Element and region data
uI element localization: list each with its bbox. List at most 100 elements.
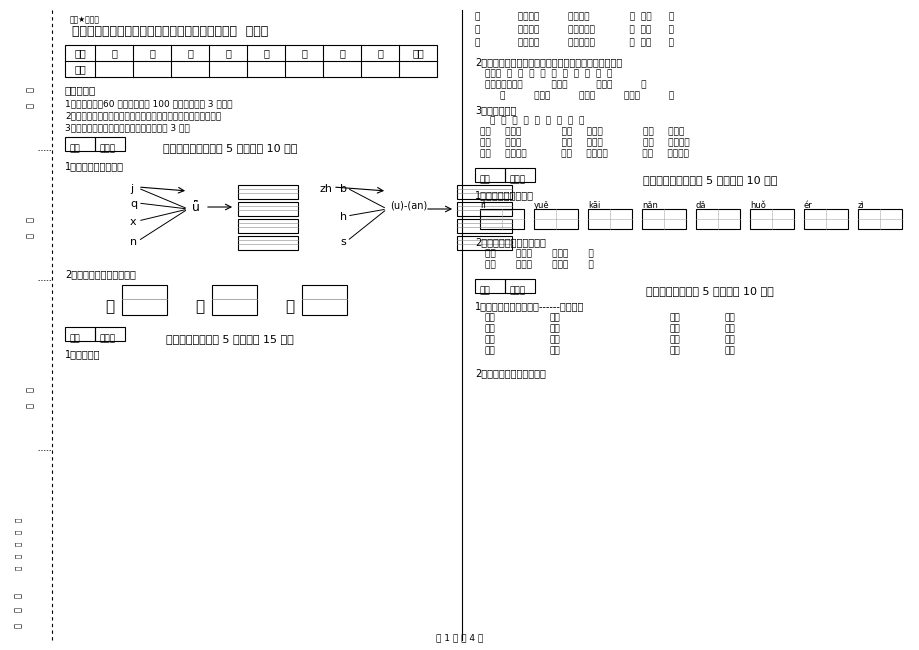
Text: ér: ér [803, 201, 811, 210]
Text: 古诗: 古诗 [550, 324, 561, 333]
Bar [211, 285, 256, 315]
Text: 第 1 页 共 4 页: 第 1 页 共 4 页 [436, 633, 483, 642]
Text: huǒ: huǒ [749, 201, 765, 210]
Bar [474, 168, 505, 182]
Bar [301, 285, 346, 315]
Text: 订: 订 [15, 542, 21, 546]
Text: n: n [130, 237, 137, 247]
Text: 评卷人: 评卷人 [100, 144, 116, 153]
Text: 四、连一连（每题 5 分，共计 10 分）: 四、连一连（每题 5 分，共计 10 分） [645, 286, 773, 296]
Text: 鱼塘: 鱼塘 [724, 313, 735, 322]
Text: 姓: 姓 [26, 218, 35, 222]
Text: （: （ [15, 518, 21, 522]
Text: 秋霜: 秋霜 [550, 346, 561, 355]
Text: zh: zh [320, 184, 333, 194]
Text: 评卷人: 评卷人 [509, 175, 526, 184]
Bar [696, 209, 739, 229]
Text: 六: 六 [301, 48, 307, 58]
Bar [533, 209, 577, 229]
Text: 一道: 一道 [669, 346, 680, 355]
Text: 三: 三 [187, 48, 193, 58]
Bar [238, 219, 298, 233]
Text: 爸: 爸 [106, 299, 115, 314]
Bar [65, 137, 95, 151]
Text: 学: 学 [26, 88, 35, 92]
Text: 学: 学 [26, 387, 35, 393]
Bar [65, 45, 437, 77]
Text: 2、比一比，再组成词语。: 2、比一比，再组成词语。 [474, 237, 545, 247]
Text: 词: 词 [285, 299, 294, 314]
Text: 得分: 得分 [74, 64, 85, 74]
Text: 2、照样子填偏旁，让它和花儿组成新字，再选字组词。: 2、照样子填偏旁，让它和花儿组成新字，再选字组词。 [474, 57, 621, 67]
Text: 满（     ）的桃子            满（     ）的西瓜            满（     ）的青菜: 满（ ）的桃子 满（ ）的西瓜 满（ ）的青菜 [480, 149, 688, 158]
Bar [749, 209, 793, 229]
Text: b: b [340, 184, 346, 194]
Bar [587, 209, 631, 229]
Text: 号: 号 [26, 103, 35, 107]
Text: 竹板: 竹板 [550, 313, 561, 322]
Text: 二: 二 [149, 48, 154, 58]
Text: j: j [130, 184, 133, 194]
Bar [238, 202, 298, 216]
Text: 得分: 得分 [480, 175, 490, 184]
Text: kāi: kāi [587, 201, 600, 210]
Text: 伙（伙伴）＿（          ）＿（          ）＿（          ）: 伙（伙伴）＿（ ）＿（ ）＿（ ） [484, 80, 646, 89]
Bar [457, 202, 512, 216]
Text: q: q [130, 199, 137, 209]
Text: （             ）的松果          自由地（              ）  一（      ）: （ ）的松果 自由地（ ） 一（ ） [474, 12, 674, 21]
Text: 妈: 妈 [195, 299, 204, 314]
Bar [122, 285, 167, 315]
Bar [641, 209, 686, 229]
Bar [480, 209, 524, 229]
Bar [95, 137, 125, 151]
Text: 一张: 一张 [669, 313, 680, 322]
Text: dǎ: dǎ [696, 201, 706, 210]
Text: 一股: 一股 [669, 335, 680, 344]
Text: 干（       ）南（       ）白（       ）: 干（ ）南（ ）白（ ） [484, 249, 593, 258]
Text: 一首: 一首 [484, 335, 495, 344]
Text: 1、我会拼，我会写。: 1、我会拼，我会写。 [65, 161, 124, 171]
Text: 一双: 一双 [484, 346, 495, 355]
Text: 不: 不 [14, 608, 22, 612]
Text: h: h [340, 212, 346, 222]
Text: 三、识字写字（每题 5 分，共计 10 分）: 三、识字写字（每题 5 分，共计 10 分） [642, 175, 777, 185]
Text: 1、看拼音，写字词。: 1、看拼音，写字词。 [474, 190, 533, 200]
Text: （          ）＿（          ）＿（          ）＿（          ）: （ ）＿（ ）＿（ ）＿（ ） [499, 91, 674, 100]
Text: 内: 内 [14, 593, 22, 597]
Bar [457, 219, 512, 233]
Text: 小溪: 小溪 [724, 324, 735, 333]
Text: zì: zì [857, 201, 864, 210]
Text: 眼泪: 眼泪 [550, 335, 561, 344]
Text: 卡片: 卡片 [724, 335, 735, 344]
Text: 2、请首先按要求在试卷的指定位置填写您的姓名、班级、学号。: 2、请首先按要求在试卷的指定位置填写您的姓名、班级、学号。 [65, 111, 221, 120]
Text: 总分: 总分 [412, 48, 424, 58]
Bar [505, 279, 535, 293]
Bar [474, 279, 505, 293]
Text: 四: 四 [225, 48, 231, 58]
Text: 校: 校 [26, 402, 35, 408]
Text: 八: 八 [377, 48, 382, 58]
Text: ǖ: ǖ [192, 201, 199, 214]
Text: 一方: 一方 [669, 324, 680, 333]
Text: 评卷人: 评卷人 [509, 286, 526, 295]
Text: s: s [340, 237, 346, 247]
Text: 吉林省实验小学一年级语文【下册】开学考试试题  附解析: 吉林省实验小学一年级语文【下册】开学考试试题 附解析 [72, 25, 267, 38]
Text: 准: 准 [14, 623, 22, 627]
Bar [803, 209, 847, 229]
Text: 间  山  座  篮  家  车  共  地  个: 间 山 座 篮 家 车 共 地 个 [490, 116, 584, 125]
Text: 考试须知：: 考试须知： [65, 85, 96, 95]
Text: 七: 七 [339, 48, 345, 58]
Text: 3、不要在试卷上乱写乱画，卷面不整洁扣 3 分。: 3、不要在试卷上乱写乱画，卷面不整洁扣 3 分。 [65, 123, 189, 132]
Bar [65, 327, 95, 341]
Text: 1、把可以搭配的词语用------连起来。: 1、把可以搭配的词语用------连起来。 [474, 301, 584, 311]
Text: 一、拼音部分（每题 5 分，共计 10 分）: 一、拼音部分（每题 5 分，共计 10 分） [163, 143, 297, 153]
Text: (u)-(an): (u)-(an) [390, 201, 426, 211]
Text: 二、填空题（每题 5 分，共计 15 分）: 二、填空题（每题 5 分，共计 15 分） [166, 334, 293, 344]
Text: rì: rì [480, 201, 485, 210]
Text: 隔（     ）青山              隔（     ）房子              隔（     ）草地: 隔（ ）青山 隔（ ）房子 隔（ ）草地 [480, 127, 684, 136]
Text: 隔（     ）村子              隔（     ）工厂              满（     ）的绿树: 隔（ ）村子 隔（ ）工厂 满（ ）的绿树 [480, 138, 689, 147]
Text: 1、我会填。: 1、我会填。 [65, 349, 100, 359]
Text: x: x [130, 217, 137, 227]
Text: ）: ） [15, 566, 21, 570]
Text: 3、选字填空。: 3、选字填空。 [474, 105, 516, 115]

→ Work to be completed: Pull out every line of the material that contains the string "List", treating uppercase and lowercase as different.

→ Result of the task:
uI element localization: list each with its bbox. List at most 100 elements.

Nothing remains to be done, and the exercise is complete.